■ TASK OBJECTIVE
Pictures do not belong in the copy. Return all of the entries exactly.

■ EXERCISE MATERIALS
------

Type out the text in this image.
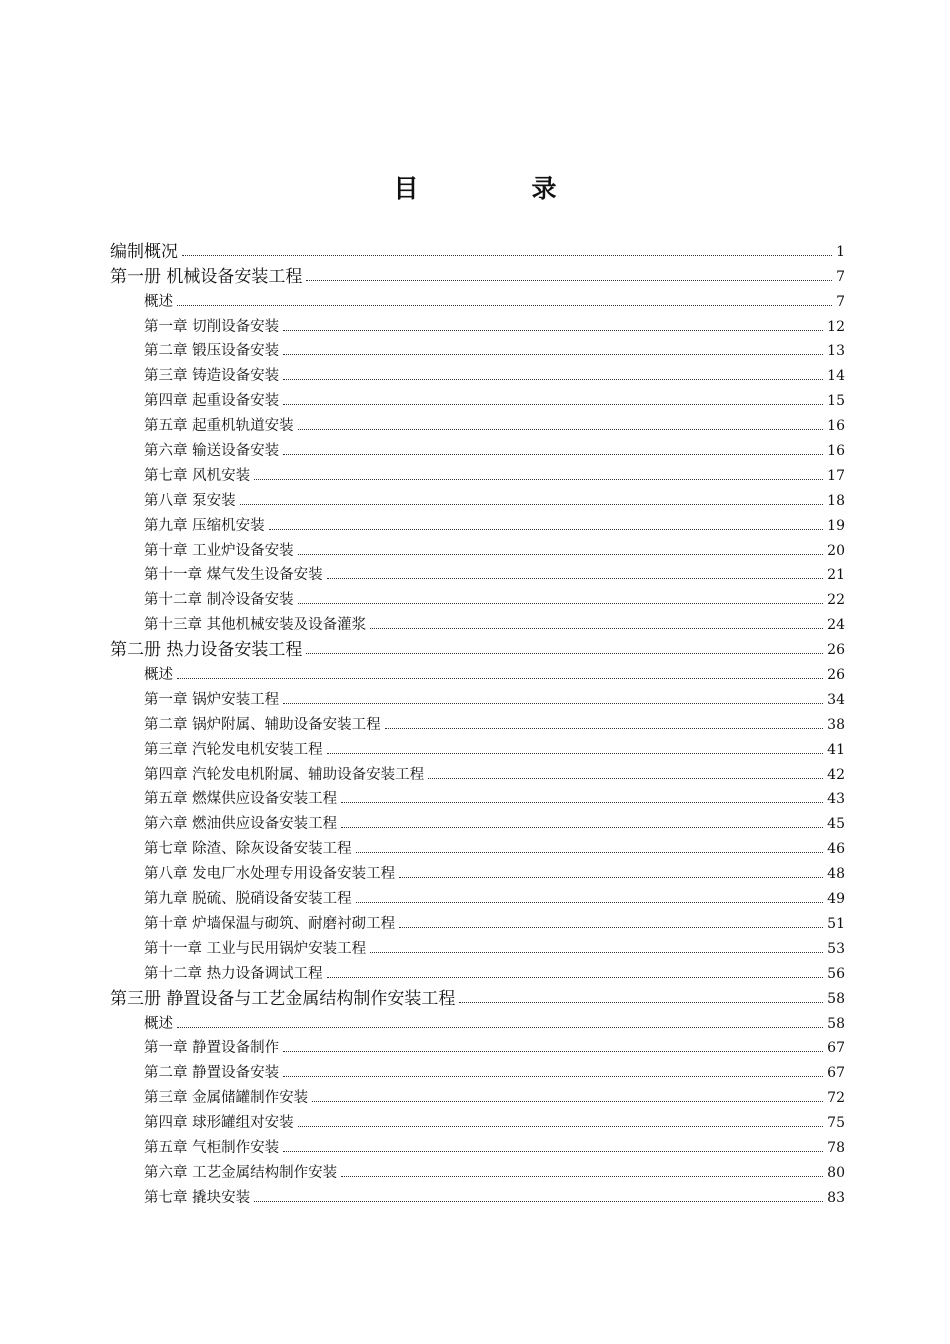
目　录
编制概况	1
第一册 机械设备安装工程	7
概述	7
第一章 切削设备安装	12
第二章 锻压设备安装	13
第三章 铸造设备安装	14
第四章 起重设备安装	15
第五章 起重机轨道安装	16
第六章 输送设备安装	16
第七章 风机安装	17
第八章 泵安装	18
第九章 压缩机安装	19
第十章 工业炉设备安装	20
第十一章 煤气发生设备安装	21
第十二章 制冷设备安装	22
第十三章 其他机械安装及设备灌浆	24
第二册 热力设备安装工程	26
概述	26
第一章 锅炉安装工程	34
第二章 锅炉附属、辅助设备安装工程	38
第三章 汽轮发电机安装工程	41
第四章 汽轮发电机附属、辅助设备安装工程	42
第五章 燃煤供应设备安装工程	43
第六章 燃油供应设备安装工程	45
第七章 除渣、除灰设备安装工程	46
第八章 发电厂水处理专用设备安装工程	48
第九章 脱硫、脱硝设备安装工程	49
第十章 炉墙保温与砌筑、耐磨衬砌工程	51
第十一章 工业与民用锅炉安装工程	53
第十二章 热力设备调试工程	56
第三册 静置设备与工艺金属结构制作安装工程	58
概述	58
第一章 静置设备制作	67
第二章 静置设备安装	67
第三章 金属储罐制作安装	72
第四章 球形罐组对安装	75
第五章 气柜制作安装	78
第六章 工艺金属结构制作安装	80
第七章 撬块安装	83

------

■ RESULT FOR THIS EXERCISE
Type out the text in this image.
目　录
编制概况	1
第一册 机械设备安装工程	7
概述	7
第一章 切削设备安装	12
第二章 锻压设备安装	13
第三章 铸造设备安装	14
第四章 起重设备安装	15
第五章 起重机轨道安装	16
第六章 输送设备安装	16
第七章 风机安装	17
第八章 泵安装	18
第九章 压缩机安装	19
第十章 工业炉设备安装	20
第十一章 煤气发生设备安装	21
第十二章 制冷设备安装	22
第十三章 其他机械安装及设备灌浆	24
第二册 热力设备安装工程	26
概述	26
第一章 锅炉安装工程	34
第二章 锅炉附属、辅助设备安装工程	38
第三章 汽轮发电机安装工程	41
第四章 汽轮发电机附属、辅助设备安装工程	42
第五章 燃煤供应设备安装工程	43
第六章 燃油供应设备安装工程	45
第七章 除渣、除灰设备安装工程	46
第八章 发电厂水处理专用设备安装工程	48
第九章 脱硫、脱硝设备安装工程	49
第十章 炉墙保温与砌筑、耐磨衬砌工程	51
第十一章 工业与民用锅炉安装工程	53
第十二章 热力设备调试工程	56
第三册 静置设备与工艺金属结构制作安装工程	58
概述	58
第一章 静置设备制作	67
第二章 静置设备安装	67
第三章 金属储罐制作安装	72
第四章 球形罐组对安装	75
第五章 气柜制作安装	78
第六章 工艺金属结构制作安装	80
第七章 撬块安装	83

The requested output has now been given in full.